### Task statement
Copy out each line that has "this" in it.
········
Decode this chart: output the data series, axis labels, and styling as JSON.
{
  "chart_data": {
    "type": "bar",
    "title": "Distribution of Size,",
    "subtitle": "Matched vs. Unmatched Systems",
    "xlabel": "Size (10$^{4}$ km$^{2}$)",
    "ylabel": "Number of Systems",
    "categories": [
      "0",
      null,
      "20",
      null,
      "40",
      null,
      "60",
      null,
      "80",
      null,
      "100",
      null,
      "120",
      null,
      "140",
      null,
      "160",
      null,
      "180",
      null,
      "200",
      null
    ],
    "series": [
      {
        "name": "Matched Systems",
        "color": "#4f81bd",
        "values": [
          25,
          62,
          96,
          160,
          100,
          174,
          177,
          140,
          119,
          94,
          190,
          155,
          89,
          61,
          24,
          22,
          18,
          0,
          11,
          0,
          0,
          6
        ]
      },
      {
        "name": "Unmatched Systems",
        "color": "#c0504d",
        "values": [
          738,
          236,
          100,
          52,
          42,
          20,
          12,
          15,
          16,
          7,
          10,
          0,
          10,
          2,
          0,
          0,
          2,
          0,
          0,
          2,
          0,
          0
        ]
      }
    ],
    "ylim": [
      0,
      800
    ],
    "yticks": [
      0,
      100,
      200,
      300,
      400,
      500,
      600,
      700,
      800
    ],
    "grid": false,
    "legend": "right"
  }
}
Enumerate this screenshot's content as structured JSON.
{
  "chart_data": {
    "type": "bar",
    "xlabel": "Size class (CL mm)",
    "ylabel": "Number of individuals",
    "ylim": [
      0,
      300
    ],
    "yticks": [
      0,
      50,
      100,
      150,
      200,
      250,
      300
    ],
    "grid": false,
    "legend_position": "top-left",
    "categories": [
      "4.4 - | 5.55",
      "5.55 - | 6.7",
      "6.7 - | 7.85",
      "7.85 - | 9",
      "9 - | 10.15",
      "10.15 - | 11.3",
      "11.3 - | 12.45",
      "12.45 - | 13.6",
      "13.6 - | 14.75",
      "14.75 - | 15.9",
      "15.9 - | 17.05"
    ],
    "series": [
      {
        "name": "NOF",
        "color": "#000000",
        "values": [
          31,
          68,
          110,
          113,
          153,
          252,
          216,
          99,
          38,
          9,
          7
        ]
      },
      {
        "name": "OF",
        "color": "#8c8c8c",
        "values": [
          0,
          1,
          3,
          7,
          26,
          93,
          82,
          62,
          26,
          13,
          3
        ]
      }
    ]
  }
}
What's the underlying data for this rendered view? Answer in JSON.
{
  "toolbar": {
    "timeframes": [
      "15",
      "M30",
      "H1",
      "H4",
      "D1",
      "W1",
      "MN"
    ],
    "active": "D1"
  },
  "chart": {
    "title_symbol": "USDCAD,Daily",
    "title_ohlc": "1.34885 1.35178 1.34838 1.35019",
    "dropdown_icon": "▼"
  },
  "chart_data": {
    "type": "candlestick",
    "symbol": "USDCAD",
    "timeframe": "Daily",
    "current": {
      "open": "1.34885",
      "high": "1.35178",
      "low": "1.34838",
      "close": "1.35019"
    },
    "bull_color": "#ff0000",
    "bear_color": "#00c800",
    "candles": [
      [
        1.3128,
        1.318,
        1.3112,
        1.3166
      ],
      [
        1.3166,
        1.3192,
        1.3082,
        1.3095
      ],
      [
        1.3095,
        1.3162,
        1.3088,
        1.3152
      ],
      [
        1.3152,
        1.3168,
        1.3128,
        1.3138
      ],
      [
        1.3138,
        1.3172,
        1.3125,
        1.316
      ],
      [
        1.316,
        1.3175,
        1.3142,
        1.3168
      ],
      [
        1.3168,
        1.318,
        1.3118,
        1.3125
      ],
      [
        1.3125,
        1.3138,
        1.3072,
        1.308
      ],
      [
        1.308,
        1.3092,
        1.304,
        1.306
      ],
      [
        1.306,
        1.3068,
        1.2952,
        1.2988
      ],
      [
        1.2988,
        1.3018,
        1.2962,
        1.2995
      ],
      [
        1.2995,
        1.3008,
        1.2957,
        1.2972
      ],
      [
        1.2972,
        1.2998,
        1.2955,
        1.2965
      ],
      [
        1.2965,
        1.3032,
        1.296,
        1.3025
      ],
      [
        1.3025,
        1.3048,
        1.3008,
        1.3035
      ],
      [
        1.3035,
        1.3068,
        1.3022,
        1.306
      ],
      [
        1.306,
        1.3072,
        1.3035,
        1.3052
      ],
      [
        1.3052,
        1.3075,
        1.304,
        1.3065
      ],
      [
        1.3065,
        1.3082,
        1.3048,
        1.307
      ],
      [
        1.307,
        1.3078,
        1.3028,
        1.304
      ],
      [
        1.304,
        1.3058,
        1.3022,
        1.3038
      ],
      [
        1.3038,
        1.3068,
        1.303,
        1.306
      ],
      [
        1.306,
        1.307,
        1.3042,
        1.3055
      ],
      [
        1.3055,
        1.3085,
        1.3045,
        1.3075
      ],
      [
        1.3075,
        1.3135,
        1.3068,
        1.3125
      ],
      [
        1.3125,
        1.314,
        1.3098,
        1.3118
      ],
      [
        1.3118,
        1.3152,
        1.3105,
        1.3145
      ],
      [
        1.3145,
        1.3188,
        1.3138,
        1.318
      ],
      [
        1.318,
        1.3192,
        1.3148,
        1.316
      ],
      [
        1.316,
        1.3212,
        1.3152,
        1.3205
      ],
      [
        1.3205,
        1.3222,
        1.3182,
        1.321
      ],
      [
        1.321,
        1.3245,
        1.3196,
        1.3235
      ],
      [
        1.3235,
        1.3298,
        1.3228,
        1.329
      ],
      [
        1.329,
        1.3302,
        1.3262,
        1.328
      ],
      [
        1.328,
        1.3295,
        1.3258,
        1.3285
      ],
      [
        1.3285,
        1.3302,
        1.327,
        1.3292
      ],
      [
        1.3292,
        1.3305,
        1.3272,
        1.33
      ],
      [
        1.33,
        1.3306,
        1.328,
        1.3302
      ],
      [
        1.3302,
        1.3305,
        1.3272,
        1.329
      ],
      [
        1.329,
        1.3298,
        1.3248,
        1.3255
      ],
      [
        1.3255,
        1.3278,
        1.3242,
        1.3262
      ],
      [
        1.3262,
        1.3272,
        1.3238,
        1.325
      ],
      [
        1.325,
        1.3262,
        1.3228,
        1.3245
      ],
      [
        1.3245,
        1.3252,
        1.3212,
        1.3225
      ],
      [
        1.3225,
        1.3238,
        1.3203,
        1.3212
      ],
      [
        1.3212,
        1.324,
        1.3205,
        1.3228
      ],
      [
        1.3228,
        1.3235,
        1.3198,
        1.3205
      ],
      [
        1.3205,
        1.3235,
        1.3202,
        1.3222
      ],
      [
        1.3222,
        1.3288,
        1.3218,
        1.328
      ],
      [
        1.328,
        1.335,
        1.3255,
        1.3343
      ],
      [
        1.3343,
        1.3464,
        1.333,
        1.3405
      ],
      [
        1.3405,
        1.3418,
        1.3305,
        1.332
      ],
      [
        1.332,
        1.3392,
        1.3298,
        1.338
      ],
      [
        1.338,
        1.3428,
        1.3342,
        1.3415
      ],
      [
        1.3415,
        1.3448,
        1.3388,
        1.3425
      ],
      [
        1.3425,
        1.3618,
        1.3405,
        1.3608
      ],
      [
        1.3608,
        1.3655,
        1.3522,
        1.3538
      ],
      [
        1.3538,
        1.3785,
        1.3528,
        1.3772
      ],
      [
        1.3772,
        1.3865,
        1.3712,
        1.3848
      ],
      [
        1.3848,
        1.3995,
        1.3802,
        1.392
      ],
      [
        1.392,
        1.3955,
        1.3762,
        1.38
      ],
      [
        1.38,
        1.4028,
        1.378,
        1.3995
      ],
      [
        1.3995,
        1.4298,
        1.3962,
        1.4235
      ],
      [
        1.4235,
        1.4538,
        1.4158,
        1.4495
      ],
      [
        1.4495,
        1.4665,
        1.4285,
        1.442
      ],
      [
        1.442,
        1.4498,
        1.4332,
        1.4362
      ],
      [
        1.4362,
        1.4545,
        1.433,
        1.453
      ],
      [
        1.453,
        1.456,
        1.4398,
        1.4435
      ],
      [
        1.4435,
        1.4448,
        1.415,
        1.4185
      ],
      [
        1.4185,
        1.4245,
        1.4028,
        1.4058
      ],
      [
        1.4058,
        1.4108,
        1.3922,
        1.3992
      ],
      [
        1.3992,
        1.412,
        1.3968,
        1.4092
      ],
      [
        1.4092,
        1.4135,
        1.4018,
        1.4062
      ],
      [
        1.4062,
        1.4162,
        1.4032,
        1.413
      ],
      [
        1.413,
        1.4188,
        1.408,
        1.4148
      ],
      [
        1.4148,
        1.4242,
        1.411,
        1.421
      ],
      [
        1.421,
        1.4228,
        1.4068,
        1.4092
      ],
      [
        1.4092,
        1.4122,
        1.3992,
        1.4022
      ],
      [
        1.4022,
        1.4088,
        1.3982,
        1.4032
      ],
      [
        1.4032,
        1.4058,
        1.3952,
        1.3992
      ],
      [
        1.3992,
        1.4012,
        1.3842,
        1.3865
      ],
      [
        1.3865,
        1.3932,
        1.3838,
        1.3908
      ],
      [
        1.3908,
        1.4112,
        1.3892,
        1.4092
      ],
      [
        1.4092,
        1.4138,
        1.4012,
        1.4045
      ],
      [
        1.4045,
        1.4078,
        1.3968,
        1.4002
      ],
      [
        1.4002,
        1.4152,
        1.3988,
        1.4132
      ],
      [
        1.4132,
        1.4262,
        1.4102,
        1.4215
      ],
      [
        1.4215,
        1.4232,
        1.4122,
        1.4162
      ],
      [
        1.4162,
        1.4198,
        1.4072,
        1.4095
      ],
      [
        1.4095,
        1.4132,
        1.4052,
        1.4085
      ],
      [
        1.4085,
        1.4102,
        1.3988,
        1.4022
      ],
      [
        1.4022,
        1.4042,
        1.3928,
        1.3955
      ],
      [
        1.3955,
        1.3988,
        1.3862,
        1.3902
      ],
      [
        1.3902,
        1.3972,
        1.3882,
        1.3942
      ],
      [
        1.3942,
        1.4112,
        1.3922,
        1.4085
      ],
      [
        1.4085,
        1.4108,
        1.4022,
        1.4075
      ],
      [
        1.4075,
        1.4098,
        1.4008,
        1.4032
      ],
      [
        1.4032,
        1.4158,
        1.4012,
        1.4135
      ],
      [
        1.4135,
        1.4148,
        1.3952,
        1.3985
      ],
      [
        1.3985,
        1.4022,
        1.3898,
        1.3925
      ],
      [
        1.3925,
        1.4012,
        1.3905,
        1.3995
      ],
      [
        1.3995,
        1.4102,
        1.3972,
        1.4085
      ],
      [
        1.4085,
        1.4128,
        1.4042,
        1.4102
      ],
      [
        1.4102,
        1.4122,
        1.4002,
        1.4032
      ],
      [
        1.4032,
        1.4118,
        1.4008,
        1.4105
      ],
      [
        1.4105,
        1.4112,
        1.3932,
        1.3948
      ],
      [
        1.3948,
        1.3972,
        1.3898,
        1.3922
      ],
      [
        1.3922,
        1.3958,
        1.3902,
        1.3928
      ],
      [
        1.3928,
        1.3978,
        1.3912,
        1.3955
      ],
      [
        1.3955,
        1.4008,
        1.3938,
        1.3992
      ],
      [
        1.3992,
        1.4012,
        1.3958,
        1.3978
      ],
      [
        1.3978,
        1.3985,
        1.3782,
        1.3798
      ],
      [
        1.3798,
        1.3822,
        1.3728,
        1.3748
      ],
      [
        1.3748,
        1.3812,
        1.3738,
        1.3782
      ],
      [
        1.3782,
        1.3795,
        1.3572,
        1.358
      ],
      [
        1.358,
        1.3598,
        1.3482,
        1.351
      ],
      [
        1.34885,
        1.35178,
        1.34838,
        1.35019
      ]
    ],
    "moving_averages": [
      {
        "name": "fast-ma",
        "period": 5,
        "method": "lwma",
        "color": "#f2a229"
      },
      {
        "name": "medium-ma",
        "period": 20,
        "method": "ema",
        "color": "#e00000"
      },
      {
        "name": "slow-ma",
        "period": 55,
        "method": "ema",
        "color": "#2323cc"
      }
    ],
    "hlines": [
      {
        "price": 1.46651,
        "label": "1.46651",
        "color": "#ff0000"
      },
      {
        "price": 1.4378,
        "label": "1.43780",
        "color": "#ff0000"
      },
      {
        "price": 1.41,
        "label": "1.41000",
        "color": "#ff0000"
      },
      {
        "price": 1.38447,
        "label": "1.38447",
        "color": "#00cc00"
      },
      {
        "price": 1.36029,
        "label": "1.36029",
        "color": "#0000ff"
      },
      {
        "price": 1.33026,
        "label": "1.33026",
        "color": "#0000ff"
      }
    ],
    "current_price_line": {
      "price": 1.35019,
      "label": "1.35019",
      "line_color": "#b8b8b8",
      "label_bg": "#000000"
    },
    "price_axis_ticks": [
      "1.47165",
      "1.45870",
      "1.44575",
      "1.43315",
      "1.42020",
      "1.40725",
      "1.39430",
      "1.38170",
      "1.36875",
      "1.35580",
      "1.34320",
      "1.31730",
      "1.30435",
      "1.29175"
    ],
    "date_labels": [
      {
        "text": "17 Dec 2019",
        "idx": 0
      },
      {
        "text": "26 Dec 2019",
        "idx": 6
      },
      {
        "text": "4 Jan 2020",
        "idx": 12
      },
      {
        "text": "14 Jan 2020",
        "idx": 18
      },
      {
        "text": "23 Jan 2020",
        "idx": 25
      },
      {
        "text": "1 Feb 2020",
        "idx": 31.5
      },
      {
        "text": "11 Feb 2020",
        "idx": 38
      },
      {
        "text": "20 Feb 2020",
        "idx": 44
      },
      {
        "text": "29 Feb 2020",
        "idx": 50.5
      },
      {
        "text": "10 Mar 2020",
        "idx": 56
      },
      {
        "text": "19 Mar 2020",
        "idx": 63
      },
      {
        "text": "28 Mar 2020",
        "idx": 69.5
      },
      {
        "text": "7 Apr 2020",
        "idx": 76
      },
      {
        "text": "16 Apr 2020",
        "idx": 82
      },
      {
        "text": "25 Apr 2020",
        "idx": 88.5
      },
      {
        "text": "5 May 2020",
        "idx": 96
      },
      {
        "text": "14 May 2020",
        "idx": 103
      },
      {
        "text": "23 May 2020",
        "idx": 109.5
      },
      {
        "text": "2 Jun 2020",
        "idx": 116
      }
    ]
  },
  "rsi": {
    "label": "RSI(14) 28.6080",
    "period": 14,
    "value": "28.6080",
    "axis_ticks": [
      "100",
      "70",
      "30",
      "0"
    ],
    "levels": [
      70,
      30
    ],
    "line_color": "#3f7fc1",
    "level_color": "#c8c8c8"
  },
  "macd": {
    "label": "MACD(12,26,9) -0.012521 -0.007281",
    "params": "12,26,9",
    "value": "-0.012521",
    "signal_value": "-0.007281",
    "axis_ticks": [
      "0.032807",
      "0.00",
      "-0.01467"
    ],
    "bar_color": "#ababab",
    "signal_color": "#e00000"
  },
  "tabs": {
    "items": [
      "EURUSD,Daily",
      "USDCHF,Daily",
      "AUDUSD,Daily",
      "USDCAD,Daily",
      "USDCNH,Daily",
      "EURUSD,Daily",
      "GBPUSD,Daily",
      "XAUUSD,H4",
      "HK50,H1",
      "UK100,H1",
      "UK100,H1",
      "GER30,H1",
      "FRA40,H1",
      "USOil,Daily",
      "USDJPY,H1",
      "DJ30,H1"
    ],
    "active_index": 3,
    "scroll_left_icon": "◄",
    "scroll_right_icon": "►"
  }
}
········
### The solution
Decode this chart: output the data series, axis labels, and styling as JSON.
Enumerate this screenshot's content as structured JSON.
What's the underlying data for this rendered view? Answer in JSON.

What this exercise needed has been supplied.